#### Task goal
Below is a block of records: output all of them exactly and leave out the pictures.
--- start ---
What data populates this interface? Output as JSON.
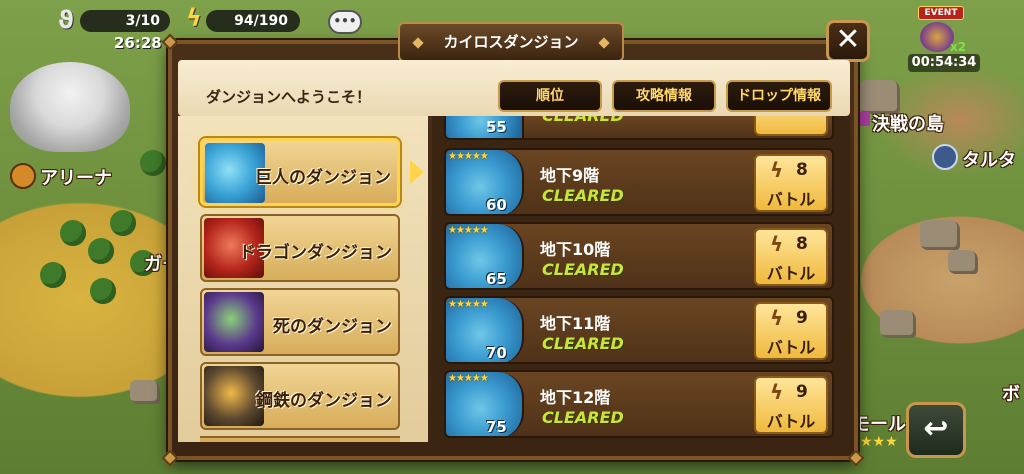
{
  "hud": {
    "wing_count": "3/10",
    "energy_count": "94/190",
    "timer": "26:28",
    "chat_text": "•••"
  },
  "event": {
    "badge": "EVENT",
    "multiplier": "x2",
    "timer": "00:54:34"
  },
  "map_labels": {
    "arena": "アリーナ",
    "left_partial": "ガー",
    "battle_island": "決戦の島",
    "right_partial": "タルタ",
    "bottom_right_partial": "ボ",
    "mall_partial": "モール"
  },
  "dialog": {
    "title": "カイロスダンジョン",
    "welcome": "ダンジョンへようこそ！",
    "buttons": {
      "ranking": "順位",
      "strategy": "攻略情報",
      "drops": "ドロップ情報"
    },
    "close_label": "✕"
  },
  "dungeons": [
    {
      "label": "巨人のダンジョン",
      "active": true
    },
    {
      "label": "ドラゴンダンジョン",
      "active": false
    },
    {
      "label": "死のダンジョン",
      "active": false
    },
    {
      "label": "鋼鉄のダンジョン",
      "active": false
    }
  ],
  "partial_floor": {
    "level": "55",
    "status": "CLEARED"
  },
  "floors": [
    {
      "name": "地下9階",
      "stars": "★★★★★",
      "level": "60",
      "status": "CLEARED",
      "cost": "8",
      "battle": "バトル"
    },
    {
      "name": "地下10階",
      "stars": "★★★★★",
      "level": "65",
      "status": "CLEARED",
      "cost": "8",
      "battle": "バトル"
    },
    {
      "name": "地下11階",
      "stars": "★★★★★",
      "level": "70",
      "status": "CLEARED",
      "cost": "9",
      "battle": "バトル"
    },
    {
      "name": "地下12階",
      "stars": "★★★★★",
      "level": "75",
      "status": "CLEARED",
      "cost": "9",
      "battle": "バトル"
    }
  ],
  "colors": {
    "accent_gold": "#ffd34a",
    "cleared_green": "#c9e53a",
    "dialog_brown": "#3b2412"
  }
}
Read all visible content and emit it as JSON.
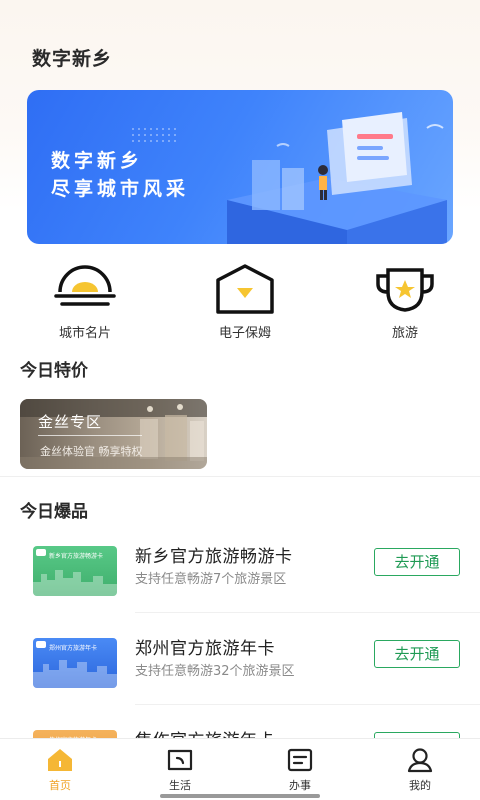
{
  "header": {
    "title": "数字新乡"
  },
  "banner": {
    "line1": "数字新乡",
    "line2": "尽享城市风采"
  },
  "quick_links": [
    {
      "label": "城市名片",
      "icon": "sunrise-icon"
    },
    {
      "label": "电子保姆",
      "icon": "home-heart-icon"
    },
    {
      "label": "旅游",
      "icon": "trophy-star-icon"
    }
  ],
  "today_special": {
    "title": "今日特价",
    "card": {
      "title": "金丝专区",
      "subtitle": "金丝体验官   畅享特权"
    }
  },
  "today_hot": {
    "title": "今日爆品",
    "items": [
      {
        "name": "新乡官方旅游畅游卡",
        "desc": "支持任意畅游7个旅游景区",
        "button": "去开通",
        "thumb_text": "新乡官方旅游畅游卡",
        "thumb_color": "#4fbf7a"
      },
      {
        "name": "郑州官方旅游年卡",
        "desc": "支持任意畅游32个旅游景区",
        "button": "去开通",
        "thumb_text": "郑州官方旅游年卡",
        "thumb_color": "#3a7ef0"
      },
      {
        "name": "焦作官方旅游年卡",
        "desc": "",
        "button": "去开通",
        "thumb_text": "焦作官方旅游年卡",
        "thumb_color": "#f0a040"
      }
    ]
  },
  "tabbar": {
    "tabs": [
      {
        "label": "首页",
        "icon": "home-icon",
        "active": true
      },
      {
        "label": "生活",
        "icon": "life-icon",
        "active": false
      },
      {
        "label": "办事",
        "icon": "affairs-icon",
        "active": false
      },
      {
        "label": "我的",
        "icon": "profile-icon",
        "active": false
      }
    ]
  },
  "colors": {
    "accent_green": "#1f9a54",
    "tab_active": "#f0a428",
    "banner_blue": "#3f83fb"
  }
}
--- end ---
#### Exercise answer
What data populates this interface? Output as JSON.
{
  "hud": {
    "wing_count": "3/10",
    "energy_count": "94/190",
    "timer": "26:28",
    "chat_text": "•••"
  },
  "event": {
    "badge": "EVENT",
    "multiplier": "x2",
    "timer": "00:54:34"
  },
  "map_labels": {
    "arena": "アリーナ",
    "left_partial": "ガー",
    "battle_island": "決戦の島",
    "right_partial": "タルタ",
    "bottom_right_partial": "ボ",
    "mall_partial": "モール"
  },
  "dialog": {
    "title": "カイロスダンジョン",
    "welcome": "ダンジョンへようこそ！",
    "buttons": {
      "ranking": "順位",
      "strategy": "攻略情報",
      "drops": "ドロップ情報"
    },
    "close_label": "✕"
  },
  "dungeons": [
    {
      "label": "巨人のダンジョン",
      "active": true
    },
    {
      "label": "ドラゴンダンジョン",
      "active": false
    },
    {
      "label": "死のダンジョン",
      "active": false
    },
    {
      "label": "鋼鉄のダンジョン",
      "active": false
    }
  ],
  "partial_floor": {
    "level": "55",
    "status": "CLEARED"
  },
  "floors": [
    {
      "name": "地下9階",
      "stars": "★★★★★",
      "level": "60",
      "status": "CLEARED",
      "cost": "8",
      "battle": "バトル"
    },
    {
      "name": "地下10階",
      "stars": "★★★★★",
      "level": "65",
      "status": "CLEARED",
      "cost": "8",
      "battle": "バトル"
    },
    {
      "name": "地下11階",
      "stars": "★★★★★",
      "level": "70",
      "status": "CLEARED",
      "cost": "9",
      "battle": "バトル"
    },
    {
      "name": "地下12階",
      "stars": "★★★★★",
      "level": "75",
      "status": "CLEARED",
      "cost": "9",
      "battle": "バトル"
    }
  ],
  "colors": {
    "accent_gold": "#ffd34a",
    "cleared_green": "#c9e53a",
    "dialog_brown": "#3b2412"
  }
}
Read all visible content and emit it as JSON.
{
  "header": {
    "title": "数字新乡"
  },
  "banner": {
    "line1": "数字新乡",
    "line2": "尽享城市风采"
  },
  "quick_links": [
    {
      "label": "城市名片",
      "icon": "sunrise-icon"
    },
    {
      "label": "电子保姆",
      "icon": "home-heart-icon"
    },
    {
      "label": "旅游",
      "icon": "trophy-star-icon"
    }
  ],
  "today_special": {
    "title": "今日特价",
    "card": {
      "title": "金丝专区",
      "subtitle": "金丝体验官   畅享特权"
    }
  },
  "today_hot": {
    "title": "今日爆品",
    "items": [
      {
        "name": "新乡官方旅游畅游卡",
        "desc": "支持任意畅游7个旅游景区",
        "button": "去开通",
        "thumb_text": "新乡官方旅游畅游卡",
        "thumb_color": "#4fbf7a"
      },
      {
        "name": "郑州官方旅游年卡",
        "desc": "支持任意畅游32个旅游景区",
        "button": "去开通",
        "thumb_text": "郑州官方旅游年卡",
        "thumb_color": "#3a7ef0"
      },
      {
        "name": "焦作官方旅游年卡",
        "desc": "",
        "button": "去开通",
        "thumb_text": "焦作官方旅游年卡",
        "thumb_color": "#f0a040"
      }
    ]
  },
  "tabbar": {
    "tabs": [
      {
        "label": "首页",
        "icon": "home-icon",
        "active": true
      },
      {
        "label": "生活",
        "icon": "life-icon",
        "active": false
      },
      {
        "label": "办事",
        "icon": "affairs-icon",
        "active": false
      },
      {
        "label": "我的",
        "icon": "profile-icon",
        "active": false
      }
    ]
  },
  "colors": {
    "accent_green": "#1f9a54",
    "tab_active": "#f0a428",
    "banner_blue": "#3f83fb"
  }
}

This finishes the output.